→ EXERCISE AIM: Make an exact copy of all the entries, but do not reproduce the pictures.

┄┄┄┄┄┄

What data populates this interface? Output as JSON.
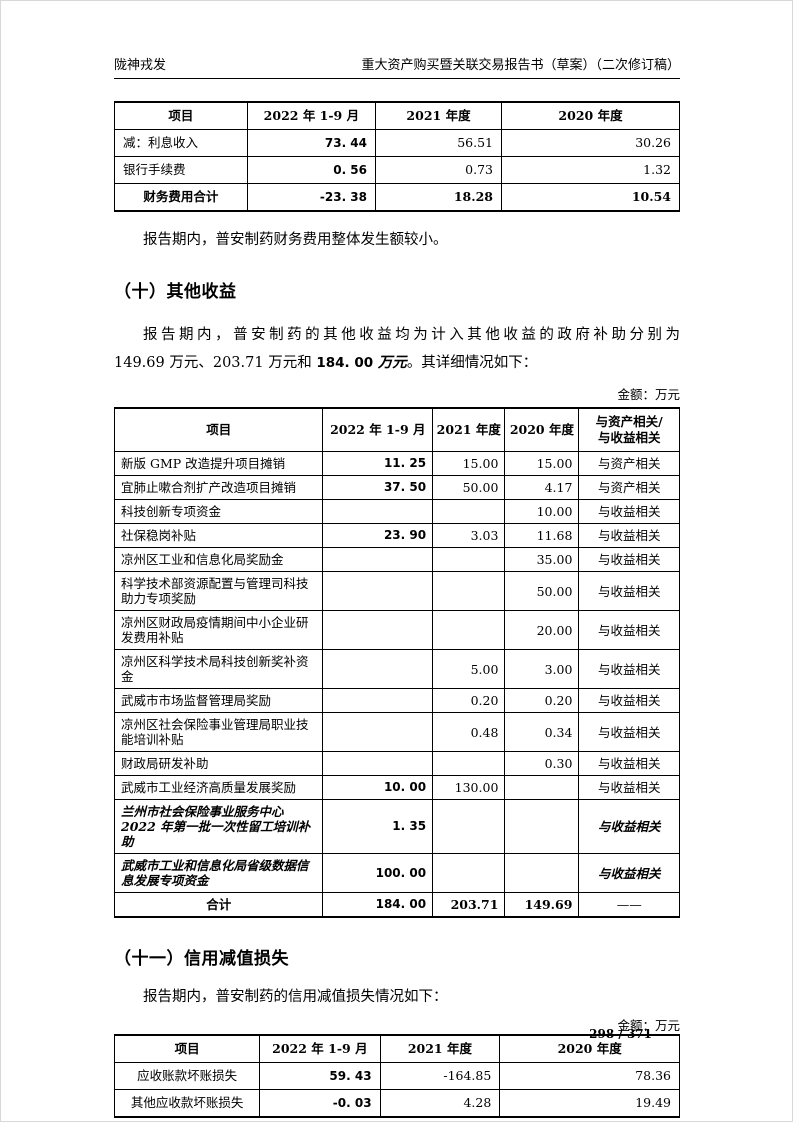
{
  "header": {
    "left": "陇神戎发",
    "right": "重大资产购买暨关联交易报告书（草案）（二次修订稿）"
  },
  "colors": {
    "text": "#000000",
    "background": "#ffffff",
    "rule": "#000000"
  },
  "finance_table": {
    "headers": [
      "项目",
      "2022 年 1-9 月",
      "2021 年度",
      "2020 年度"
    ],
    "rows": [
      {
        "cells": [
          "减：利息收入",
          "73. 44",
          "56.51",
          "30.26"
        ],
        "style": ""
      },
      {
        "cells": [
          "银行手续费",
          "0. 56",
          "0.73",
          "1.32"
        ],
        "style": ""
      },
      {
        "cells": [
          "财务费用合计",
          "-23. 38",
          "18.28",
          "10.54"
        ],
        "style": "total"
      }
    ]
  },
  "para1": "报告期内，普安制药财务费用整体发生额较小。",
  "section10": {
    "title": "（十）其他收益",
    "para_line1": "报告期内，普安制药的其他收益均为计入其他收益的政府补助分别为",
    "para_line2_pre": "149.69 万元、203.71 万元和 ",
    "para_line2_bold_num": "184. 00 ",
    "para_line2_bold_unit": "万元",
    "para_line2_post": "。其详细情况如下：",
    "unit": "金额：万元"
  },
  "income_table": {
    "headers": [
      "项目",
      "2022 年 1-9 月",
      "2021 年度",
      "2020 年度",
      [
        "与资产相关/",
        "与收益相关"
      ]
    ],
    "rows": [
      {
        "cells": [
          "新版 GMP 改造提升项目摊销",
          "11. 25",
          "15.00",
          "15.00",
          "与资产相关"
        ],
        "style": ""
      },
      {
        "cells": [
          "宜肺止嗽合剂扩产改造项目摊销",
          "37. 50",
          "50.00",
          "4.17",
          "与资产相关"
        ],
        "style": ""
      },
      {
        "cells": [
          "科技创新专项资金",
          "",
          "",
          "10.00",
          "与收益相关"
        ],
        "style": ""
      },
      {
        "cells": [
          "社保稳岗补贴",
          "23. 90",
          "3.03",
          "11.68",
          "与收益相关"
        ],
        "style": ""
      },
      {
        "cells": [
          "凉州区工业和信息化局奖励金",
          "",
          "",
          "35.00",
          "与收益相关"
        ],
        "style": ""
      },
      {
        "cells": [
          "科学技术部资源配置与管理司科技助力专项奖励",
          "",
          "",
          "50.00",
          "与收益相关"
        ],
        "style": ""
      },
      {
        "cells": [
          "凉州区财政局疫情期间中小企业研发费用补贴",
          "",
          "",
          "20.00",
          "与收益相关"
        ],
        "style": ""
      },
      {
        "cells": [
          "凉州区科学技术局科技创新奖补资金",
          "",
          "5.00",
          "3.00",
          "与收益相关"
        ],
        "style": ""
      },
      {
        "cells": [
          "武威市市场监督管理局奖励",
          "",
          "0.20",
          "0.20",
          "与收益相关"
        ],
        "style": ""
      },
      {
        "cells": [
          "凉州区社会保险事业管理局职业技能培训补贴",
          "",
          "0.48",
          "0.34",
          "与收益相关"
        ],
        "style": ""
      },
      {
        "cells": [
          "财政局研发补助",
          "",
          "",
          "0.30",
          "与收益相关"
        ],
        "style": ""
      },
      {
        "cells": [
          "武威市工业经济高质量发展奖励",
          "10. 00",
          "130.00",
          "",
          "与收益相关"
        ],
        "style": ""
      },
      {
        "cells": [
          "兰州市社会保险事业服务中心 2022 年第一批一次性留工培训补助",
          "1. 35",
          "",
          "",
          "与收益相关"
        ],
        "style": "kai"
      },
      {
        "cells": [
          "武威市工业和信息化局省级数据信息发展专项资金",
          "100. 00",
          "",
          "",
          "与收益相关"
        ],
        "style": "kai"
      },
      {
        "cells": [
          "合计",
          "184. 00",
          "203.71",
          "149.69",
          "——"
        ],
        "style": "total"
      }
    ]
  },
  "section11": {
    "title": "（十一）信用减值损失",
    "para": "报告期内，普安制药的信用减值损失情况如下：",
    "unit": "金额：万元"
  },
  "credit_table": {
    "headers": [
      "项目",
      "2022 年 1-9 月",
      "2021 年度",
      "2020 年度"
    ],
    "rows": [
      {
        "cells": [
          "应收账款坏账损失",
          "59. 43",
          "-164.85",
          "78.36"
        ],
        "style": ""
      },
      {
        "cells": [
          "其他应收款坏账损失",
          "-0. 03",
          "4.28",
          "19.49"
        ],
        "style": ""
      }
    ]
  },
  "footer": {
    "page": "298 / 371"
  }
}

┄┄┄┄┄┄

→ REPLY:
What data populates this interface? Output as JSON.
{
  "header": {
    "left": "陇神戎发",
    "right": "重大资产购买暨关联交易报告书（草案）（二次修订稿）"
  },
  "colors": {
    "text": "#000000",
    "background": "#ffffff",
    "rule": "#000000"
  },
  "finance_table": {
    "headers": [
      "项目",
      "2022 年 1-9 月",
      "2021 年度",
      "2020 年度"
    ],
    "rows": [
      {
        "cells": [
          "减：利息收入",
          "73. 44",
          "56.51",
          "30.26"
        ],
        "style": ""
      },
      {
        "cells": [
          "银行手续费",
          "0. 56",
          "0.73",
          "1.32"
        ],
        "style": ""
      },
      {
        "cells": [
          "财务费用合计",
          "-23. 38",
          "18.28",
          "10.54"
        ],
        "style": "total"
      }
    ]
  },
  "para1": "报告期内，普安制药财务费用整体发生额较小。",
  "section10": {
    "title": "（十）其他收益",
    "para_line1": "报告期内，普安制药的其他收益均为计入其他收益的政府补助分别为",
    "para_line2_pre": "149.69 万元、203.71 万元和 ",
    "para_line2_bold_num": "184. 00 ",
    "para_line2_bold_unit": "万元",
    "para_line2_post": "。其详细情况如下：",
    "unit": "金额：万元"
  },
  "income_table": {
    "headers": [
      "项目",
      "2022 年 1-9 月",
      "2021 年度",
      "2020 年度",
      [
        "与资产相关/",
        "与收益相关"
      ]
    ],
    "rows": [
      {
        "cells": [
          "新版 GMP 改造提升项目摊销",
          "11. 25",
          "15.00",
          "15.00",
          "与资产相关"
        ],
        "style": ""
      },
      {
        "cells": [
          "宜肺止嗽合剂扩产改造项目摊销",
          "37. 50",
          "50.00",
          "4.17",
          "与资产相关"
        ],
        "style": ""
      },
      {
        "cells": [
          "科技创新专项资金",
          "",
          "",
          "10.00",
          "与收益相关"
        ],
        "style": ""
      },
      {
        "cells": [
          "社保稳岗补贴",
          "23. 90",
          "3.03",
          "11.68",
          "与收益相关"
        ],
        "style": ""
      },
      {
        "cells": [
          "凉州区工业和信息化局奖励金",
          "",
          "",
          "35.00",
          "与收益相关"
        ],
        "style": ""
      },
      {
        "cells": [
          "科学技术部资源配置与管理司科技助力专项奖励",
          "",
          "",
          "50.00",
          "与收益相关"
        ],
        "style": ""
      },
      {
        "cells": [
          "凉州区财政局疫情期间中小企业研发费用补贴",
          "",
          "",
          "20.00",
          "与收益相关"
        ],
        "style": ""
      },
      {
        "cells": [
          "凉州区科学技术局科技创新奖补资金",
          "",
          "5.00",
          "3.00",
          "与收益相关"
        ],
        "style": ""
      },
      {
        "cells": [
          "武威市市场监督管理局奖励",
          "",
          "0.20",
          "0.20",
          "与收益相关"
        ],
        "style": ""
      },
      {
        "cells": [
          "凉州区社会保险事业管理局职业技能培训补贴",
          "",
          "0.48",
          "0.34",
          "与收益相关"
        ],
        "style": ""
      },
      {
        "cells": [
          "财政局研发补助",
          "",
          "",
          "0.30",
          "与收益相关"
        ],
        "style": ""
      },
      {
        "cells": [
          "武威市工业经济高质量发展奖励",
          "10. 00",
          "130.00",
          "",
          "与收益相关"
        ],
        "style": ""
      },
      {
        "cells": [
          "兰州市社会保险事业服务中心 2022 年第一批一次性留工培训补助",
          "1. 35",
          "",
          "",
          "与收益相关"
        ],
        "style": "kai"
      },
      {
        "cells": [
          "武威市工业和信息化局省级数据信息发展专项资金",
          "100. 00",
          "",
          "",
          "与收益相关"
        ],
        "style": "kai"
      },
      {
        "cells": [
          "合计",
          "184. 00",
          "203.71",
          "149.69",
          "——"
        ],
        "style": "total"
      }
    ]
  },
  "section11": {
    "title": "（十一）信用减值损失",
    "para": "报告期内，普安制药的信用减值损失情况如下：",
    "unit": "金额：万元"
  },
  "credit_table": {
    "headers": [
      "项目",
      "2022 年 1-9 月",
      "2021 年度",
      "2020 年度"
    ],
    "rows": [
      {
        "cells": [
          "应收账款坏账损失",
          "59. 43",
          "-164.85",
          "78.36"
        ],
        "style": ""
      },
      {
        "cells": [
          "其他应收款坏账损失",
          "-0. 03",
          "4.28",
          "19.49"
        ],
        "style": ""
      }
    ]
  },
  "footer": {
    "page": "298 / 371"
  }
}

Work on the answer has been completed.